* **DATA**
::::::::
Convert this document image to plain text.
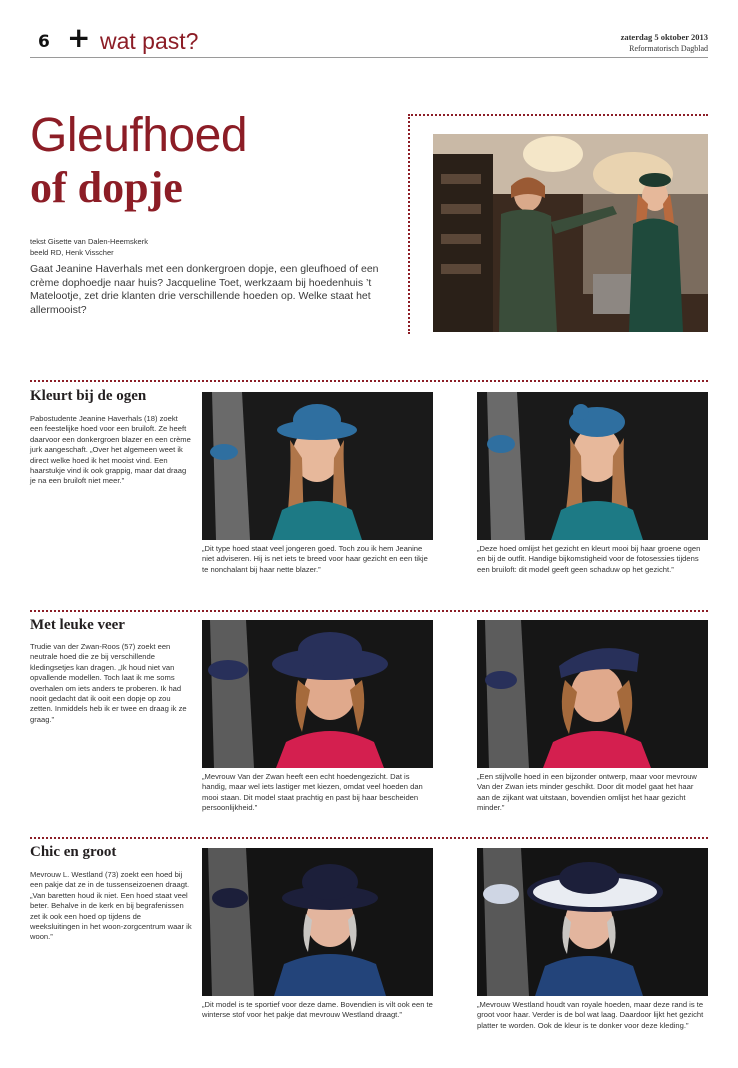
6 + wat past?	zaterdag 5 oktober 2013
Reformatorisch Dagblad
Gleufhoed
of dopje
tekst Gisette van Dalen-Heemskerk
beeld RD, Henk Visscher

Gaat Jeanine Haverhals met een donkergroen dopje, een gleufhoed of een crème dophoedje naar huis? Jacqueline Toet, werkzaam bij hoedenhuis ’t Matelootje, zet drie klanten drie verschillende hoeden op. Welke staat het allermooist?

Kleurt bij de ogen

Pabostudente Jeanine Haverhals (18) zoekt een feestelijke hoed voor een bruiloft. Ze heeft daarvoor een donkergroen blazer en een crème jurk aangeschaft. „Over het algemeen weet ik direct welke hoed ik het mooist vind. Een haarstukje vind ik ook grappig, maar dat draag je na een bruiloft niet meer.”

„Dit type hoed staat veel jongeren goed. Toch zou ik hem Jeanine niet adviseren. Hij is net iets te breed voor haar gezicht en een tikje te nonchalant bij haar nette blazer.”

„Deze hoed omlijst het gezicht en kleurt mooi bij haar groene ogen en bij de outfit. Handige bijkomstigheid voor de fotosessies tijdens een bruiloft: dit model geeft geen schaduw op het gezicht.”

Met leuke veer

Trudie van der Zwan-Roos (57) zoekt een neutrale hoed die ze bij verschillende kledingsetjes kan dragen. „Ik houd niet van opvallende modellen. Toch laat ik me soms overhalen om iets anders te proberen. Ik had nooit gedacht dat ik ooit een dopje op zou zetten. Inmiddels heb ik er twee en draag ik ze graag.”

„Mevrouw Van der Zwan heeft een echt hoedengezicht. Dat is handig, maar wel iets lastiger met kiezen, omdat veel hoeden dan mooi staan. Dit model staat prachtig en past bij haar bescheiden persoonlijkheid.”

„Een stijlvolle hoed in een bijzonder ontwerp, maar voor mevrouw Van der Zwan iets minder geschikt. Door dit model gaat het haar aan de zijkant wat uitstaan, bovendien omlijst het haar gezicht minder.”

Chic en groot

Mevrouw L. Westland (73) zoekt een hoed bij een pakje dat ze in de tussenseizoenen draagt. „Van baretten houd ik niet. Een hoed staat veel beter. Behalve in de kerk en bij begrafenissen zet ik ook een hoed op tijdens de weeksluitingen in het woon-zorgcentrum waar ik woon.”

„Dit model is te sportief voor deze dame. Bovendien is vilt ook een te winterse stof voor het pakje dat mevrouw Westland draagt.”

„Mevrouw Westland houdt van royale hoeden, maar deze rand is te groot voor haar. Verder is de bol wat laag. Daardoor lijkt het gezicht platter te worden. Ook de kleur is te donker voor deze kleding.”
::::::::
* **WRITTEN INSTRUCTION**
Report each line in the preceding entries that holds the string "Haverhals".

* **CORRECT RESULT**
Gaat Jeanine Haverhals met een donkergroen dopje, een gleufhoed of een crème dophoedje naar huis? Jacqueline Toet, werkzaam bij hoedenhuis ’t Matelootje, zet drie klanten drie verschillende hoeden op. Welke staat het allermooist?
Pabostudente Jeanine Haverhals (18) zoekt een feestelijke hoed voor een bruiloft. Ze heeft daarvoor een donkergroen blazer en een crème jurk aangeschaft. „Over het algemeen weet ik direct welke hoed ik het mooist vind. Een haarstukje vind ik ook grappig, maar dat draag je na een bruiloft niet meer.”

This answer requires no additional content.